▶ _WHAT IS NEEDED_
Copy every line from the records below that holds the word "bahwa".

(Saved data entries)

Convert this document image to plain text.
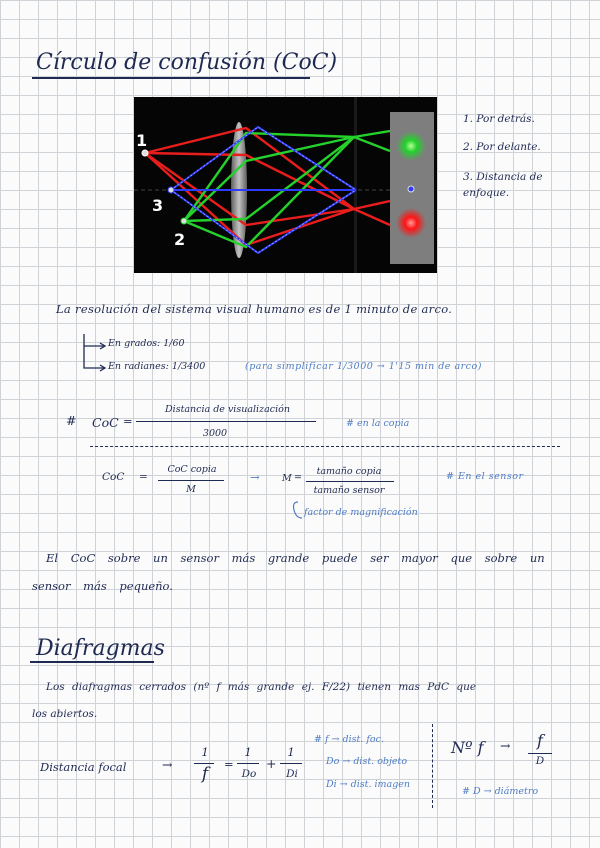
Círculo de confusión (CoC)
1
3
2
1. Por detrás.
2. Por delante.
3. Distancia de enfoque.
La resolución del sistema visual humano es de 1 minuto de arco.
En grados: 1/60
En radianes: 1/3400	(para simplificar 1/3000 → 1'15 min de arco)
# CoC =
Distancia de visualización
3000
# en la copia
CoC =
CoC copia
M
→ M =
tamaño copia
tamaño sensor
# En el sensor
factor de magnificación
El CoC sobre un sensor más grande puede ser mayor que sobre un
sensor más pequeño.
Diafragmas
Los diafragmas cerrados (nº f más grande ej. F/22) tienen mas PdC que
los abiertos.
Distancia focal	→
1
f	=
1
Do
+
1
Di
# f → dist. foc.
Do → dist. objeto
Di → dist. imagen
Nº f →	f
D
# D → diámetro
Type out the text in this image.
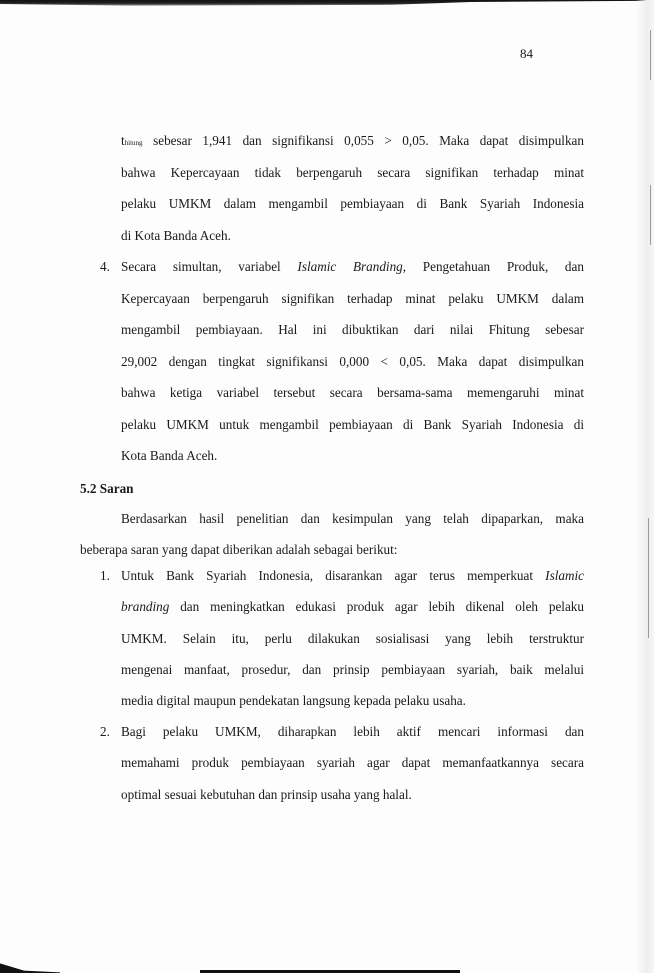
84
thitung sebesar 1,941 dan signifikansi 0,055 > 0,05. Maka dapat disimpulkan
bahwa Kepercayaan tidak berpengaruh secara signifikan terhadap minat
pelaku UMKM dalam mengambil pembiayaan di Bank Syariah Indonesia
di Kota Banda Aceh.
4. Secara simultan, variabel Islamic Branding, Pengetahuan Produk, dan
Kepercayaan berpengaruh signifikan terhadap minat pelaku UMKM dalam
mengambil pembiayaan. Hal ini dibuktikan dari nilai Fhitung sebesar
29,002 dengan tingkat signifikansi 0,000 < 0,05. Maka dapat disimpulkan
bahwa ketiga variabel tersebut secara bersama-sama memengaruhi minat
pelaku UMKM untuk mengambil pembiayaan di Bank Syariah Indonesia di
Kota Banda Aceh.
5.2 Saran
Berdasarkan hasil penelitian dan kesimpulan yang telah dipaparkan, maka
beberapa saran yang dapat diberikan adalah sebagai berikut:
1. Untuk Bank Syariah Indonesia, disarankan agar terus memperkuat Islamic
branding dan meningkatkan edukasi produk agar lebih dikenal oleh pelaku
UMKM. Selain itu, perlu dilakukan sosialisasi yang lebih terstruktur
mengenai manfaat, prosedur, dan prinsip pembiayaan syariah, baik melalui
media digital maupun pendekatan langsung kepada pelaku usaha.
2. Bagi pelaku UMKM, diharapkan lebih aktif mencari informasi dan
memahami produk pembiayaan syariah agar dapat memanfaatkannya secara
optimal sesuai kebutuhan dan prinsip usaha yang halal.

▶ _TASK SOLUTION_
bahwa Kepercayaan tidak berpengaruh secara signifikan terhadap minat
bahwa ketiga variabel tersebut secara bersama-sama memengaruhi minat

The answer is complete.